**DO THIS**
Select and reproduce each line of the listing below that bears the string "title".

**RECORDS SUPPLIED**
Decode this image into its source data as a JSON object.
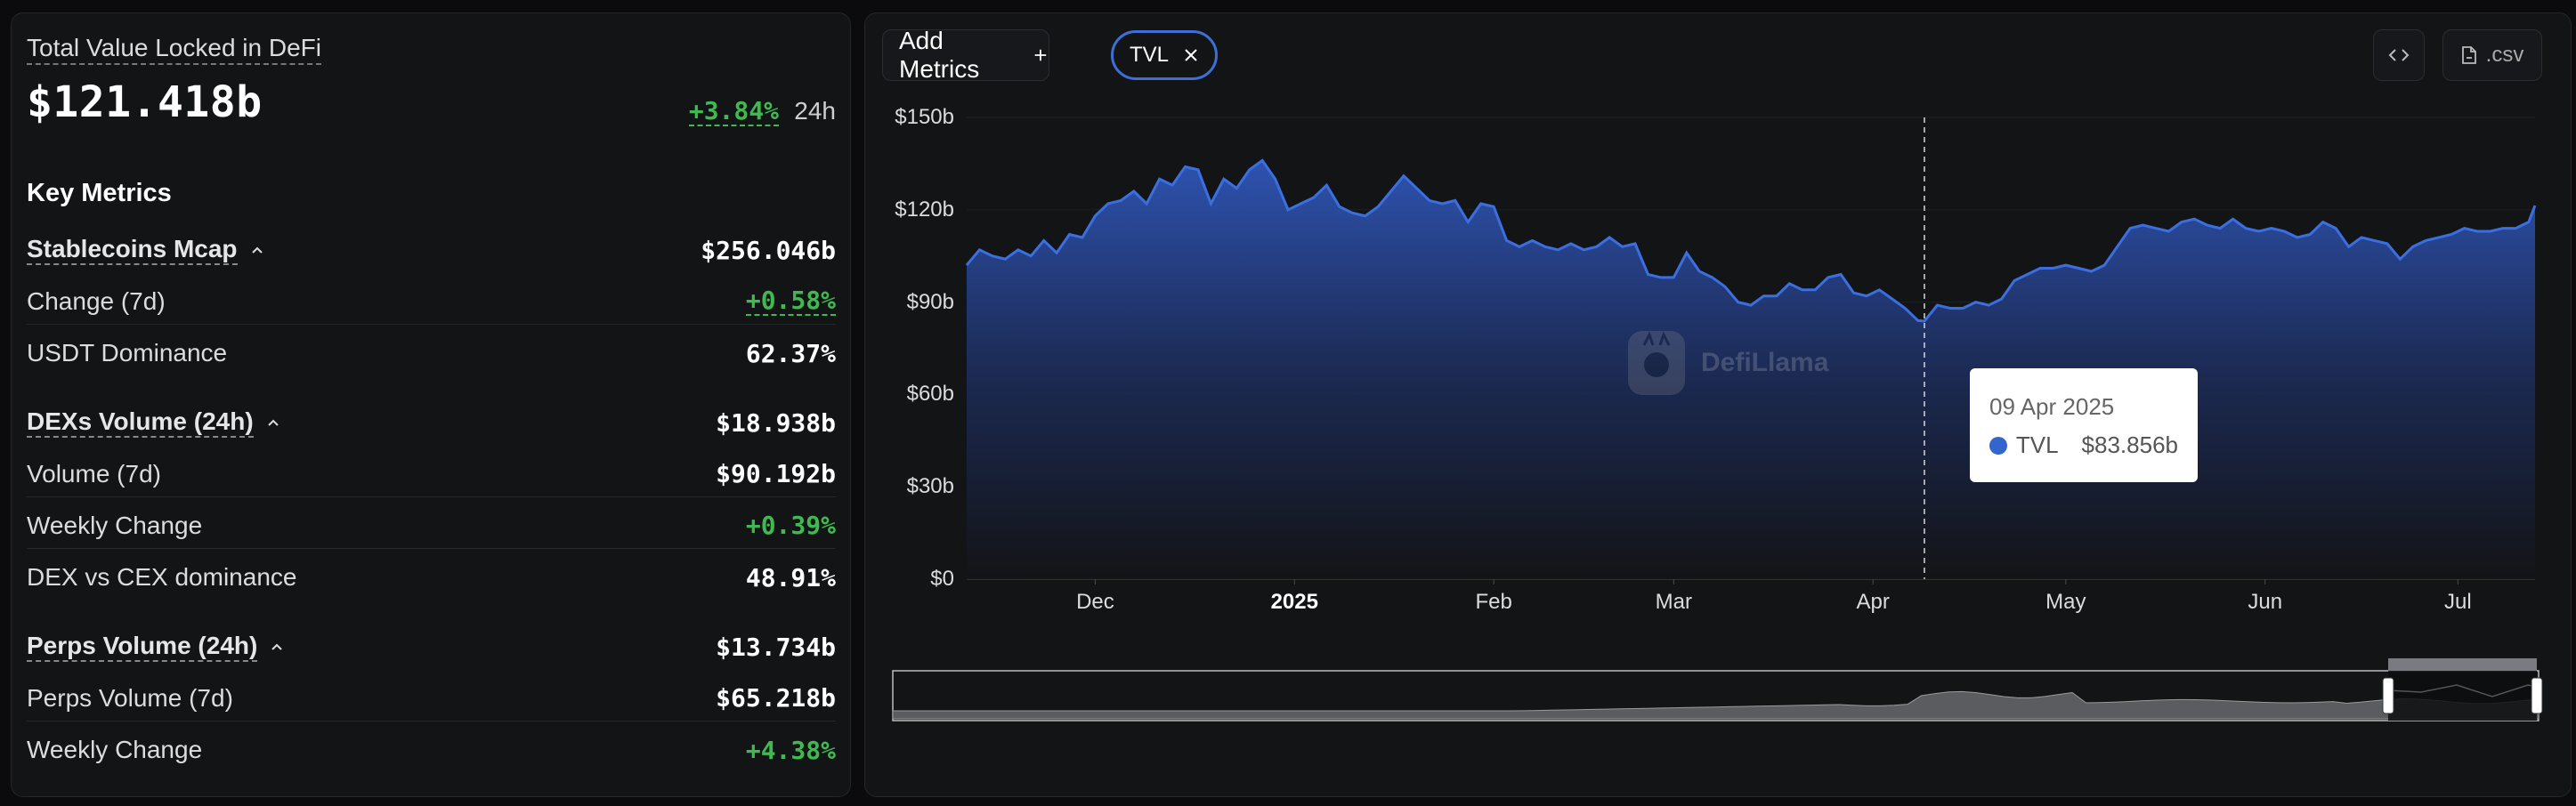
{
  "summary": {
    "title": "Total Value Locked in DeFi",
    "value": "$121.418b",
    "change": "+3.84%",
    "period": "24h"
  },
  "key_metrics": {
    "title": "Key Metrics",
    "stablecoins": {
      "label": "Stablecoins Mcap",
      "value": "$256.046b",
      "rows": [
        {
          "label": "Change (7d)",
          "value": "+0.58%"
        },
        {
          "label": "USDT Dominance",
          "value": "62.37%"
        }
      ]
    },
    "dexs": {
      "label": "DEXs Volume (24h)",
      "value": "$18.938b",
      "rows": [
        {
          "label": "Volume (7d)",
          "value": "$90.192b"
        },
        {
          "label": "Weekly Change",
          "value": "+0.39%"
        },
        {
          "label": "DEX vs CEX dominance",
          "value": "48.91%"
        }
      ]
    },
    "perps": {
      "label": "Perps Volume (24h)",
      "value": "$13.734b",
      "rows": [
        {
          "label": "Perps Volume (7d)",
          "value": "$65.218b"
        },
        {
          "label": "Weekly Change",
          "value": "+4.38%"
        }
      ]
    }
  },
  "toolbar": {
    "add_metrics_label": "Add Metrics",
    "chip_label": "TVL",
    "csv_label": ".csv"
  },
  "watermark": "DefiLlama",
  "tooltip": {
    "date": "09 Apr 2025",
    "series": "TVL",
    "value": "$83.856b"
  },
  "colors": {
    "accent": "#3d6fd6",
    "line": "#3b6fe0",
    "positive": "#3fb950",
    "panel": "#131416"
  },
  "chart_data": {
    "type": "area",
    "series": [
      {
        "name": "TVL",
        "unit": "$b"
      }
    ],
    "y_tick_labels": [
      "$0",
      "$30b",
      "$60b",
      "$90b",
      "$120b",
      "$150b"
    ],
    "ylim": [
      0,
      150
    ],
    "x_tick_labels": [
      "Dec",
      "2025",
      "Feb",
      "Mar",
      "Apr",
      "May",
      "Jun",
      "Jul"
    ],
    "x_tick_dates": [
      "2024-12-01",
      "2025-01-01",
      "2025-02-01",
      "2025-03-01",
      "2025-04-01",
      "2025-05-01",
      "2025-06-01",
      "2025-07-01"
    ],
    "x_start": "2024-11-11",
    "x_end": "2025-07-13",
    "points": [
      [
        "2024-11-11",
        102
      ],
      [
        "2024-11-13",
        107
      ],
      [
        "2024-11-15",
        105
      ],
      [
        "2024-11-17",
        104
      ],
      [
        "2024-11-19",
        107
      ],
      [
        "2024-11-21",
        105
      ],
      [
        "2024-11-23",
        110
      ],
      [
        "2024-11-25",
        106
      ],
      [
        "2024-11-27",
        112
      ],
      [
        "2024-11-29",
        111
      ],
      [
        "2024-12-01",
        118
      ],
      [
        "2024-12-03",
        122
      ],
      [
        "2024-12-05",
        123
      ],
      [
        "2024-12-07",
        126
      ],
      [
        "2024-12-09",
        122
      ],
      [
        "2024-12-11",
        130
      ],
      [
        "2024-12-13",
        128
      ],
      [
        "2024-12-15",
        134
      ],
      [
        "2024-12-17",
        133
      ],
      [
        "2024-12-19",
        122
      ],
      [
        "2024-12-21",
        130
      ],
      [
        "2024-12-23",
        127
      ],
      [
        "2024-12-25",
        133
      ],
      [
        "2024-12-27",
        136
      ],
      [
        "2024-12-29",
        130
      ],
      [
        "2024-12-31",
        120
      ],
      [
        "2025-01-02",
        122
      ],
      [
        "2025-01-04",
        124
      ],
      [
        "2025-01-06",
        128
      ],
      [
        "2025-01-08",
        121
      ],
      [
        "2025-01-10",
        119
      ],
      [
        "2025-01-12",
        118
      ],
      [
        "2025-01-14",
        121
      ],
      [
        "2025-01-16",
        126
      ],
      [
        "2025-01-18",
        131
      ],
      [
        "2025-01-20",
        127
      ],
      [
        "2025-01-22",
        123
      ],
      [
        "2025-01-24",
        122
      ],
      [
        "2025-01-26",
        123
      ],
      [
        "2025-01-28",
        116
      ],
      [
        "2025-01-30",
        122
      ],
      [
        "2025-02-01",
        121
      ],
      [
        "2025-02-03",
        110
      ],
      [
        "2025-02-05",
        108
      ],
      [
        "2025-02-07",
        110
      ],
      [
        "2025-02-09",
        108
      ],
      [
        "2025-02-11",
        107
      ],
      [
        "2025-02-13",
        109
      ],
      [
        "2025-02-15",
        107
      ],
      [
        "2025-02-17",
        108
      ],
      [
        "2025-02-19",
        111
      ],
      [
        "2025-02-21",
        108
      ],
      [
        "2025-02-23",
        109
      ],
      [
        "2025-02-25",
        99
      ],
      [
        "2025-02-27",
        98
      ],
      [
        "2025-03-01",
        98
      ],
      [
        "2025-03-03",
        106
      ],
      [
        "2025-03-05",
        100
      ],
      [
        "2025-03-07",
        98
      ],
      [
        "2025-03-09",
        95
      ],
      [
        "2025-03-11",
        90
      ],
      [
        "2025-03-13",
        89
      ],
      [
        "2025-03-15",
        92
      ],
      [
        "2025-03-17",
        92
      ],
      [
        "2025-03-19",
        96
      ],
      [
        "2025-03-21",
        94
      ],
      [
        "2025-03-23",
        94
      ],
      [
        "2025-03-25",
        98
      ],
      [
        "2025-03-27",
        99
      ],
      [
        "2025-03-29",
        93
      ],
      [
        "2025-03-31",
        92
      ],
      [
        "2025-04-02",
        94
      ],
      [
        "2025-04-04",
        91
      ],
      [
        "2025-04-06",
        88
      ],
      [
        "2025-04-08",
        84
      ],
      [
        "2025-04-09",
        83.856
      ],
      [
        "2025-04-11",
        89
      ],
      [
        "2025-04-13",
        88
      ],
      [
        "2025-04-15",
        88
      ],
      [
        "2025-04-17",
        90
      ],
      [
        "2025-04-19",
        89
      ],
      [
        "2025-04-21",
        91
      ],
      [
        "2025-04-23",
        97
      ],
      [
        "2025-04-25",
        99
      ],
      [
        "2025-04-27",
        101
      ],
      [
        "2025-04-29",
        101
      ],
      [
        "2025-05-01",
        102
      ],
      [
        "2025-05-03",
        101
      ],
      [
        "2025-05-05",
        100
      ],
      [
        "2025-05-07",
        102
      ],
      [
        "2025-05-09",
        108
      ],
      [
        "2025-05-11",
        114
      ],
      [
        "2025-05-13",
        115
      ],
      [
        "2025-05-15",
        114
      ],
      [
        "2025-05-17",
        113
      ],
      [
        "2025-05-19",
        116
      ],
      [
        "2025-05-21",
        117
      ],
      [
        "2025-05-23",
        115
      ],
      [
        "2025-05-25",
        114
      ],
      [
        "2025-05-27",
        117
      ],
      [
        "2025-05-29",
        114
      ],
      [
        "2025-05-31",
        113
      ],
      [
        "2025-06-02",
        114
      ],
      [
        "2025-06-04",
        113
      ],
      [
        "2025-06-06",
        111
      ],
      [
        "2025-06-08",
        112
      ],
      [
        "2025-06-10",
        116
      ],
      [
        "2025-06-12",
        114
      ],
      [
        "2025-06-14",
        108
      ],
      [
        "2025-06-16",
        111
      ],
      [
        "2025-06-18",
        110
      ],
      [
        "2025-06-20",
        109
      ],
      [
        "2025-06-22",
        104
      ],
      [
        "2025-06-24",
        108
      ],
      [
        "2025-06-26",
        110
      ],
      [
        "2025-06-28",
        111
      ],
      [
        "2025-06-30",
        112
      ],
      [
        "2025-07-02",
        114
      ],
      [
        "2025-07-04",
        113
      ],
      [
        "2025-07-06",
        113
      ],
      [
        "2025-07-08",
        114
      ],
      [
        "2025-07-10",
        114
      ],
      [
        "2025-07-12",
        116
      ],
      [
        "2025-07-13",
        121.4
      ]
    ],
    "highlight_date": "2025-04-09",
    "grid": "horizontal"
  }
}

**RESULT OF THIS TASK**
    "title": "Total Value Locked in DeFi",
    "title": "Key Metrics",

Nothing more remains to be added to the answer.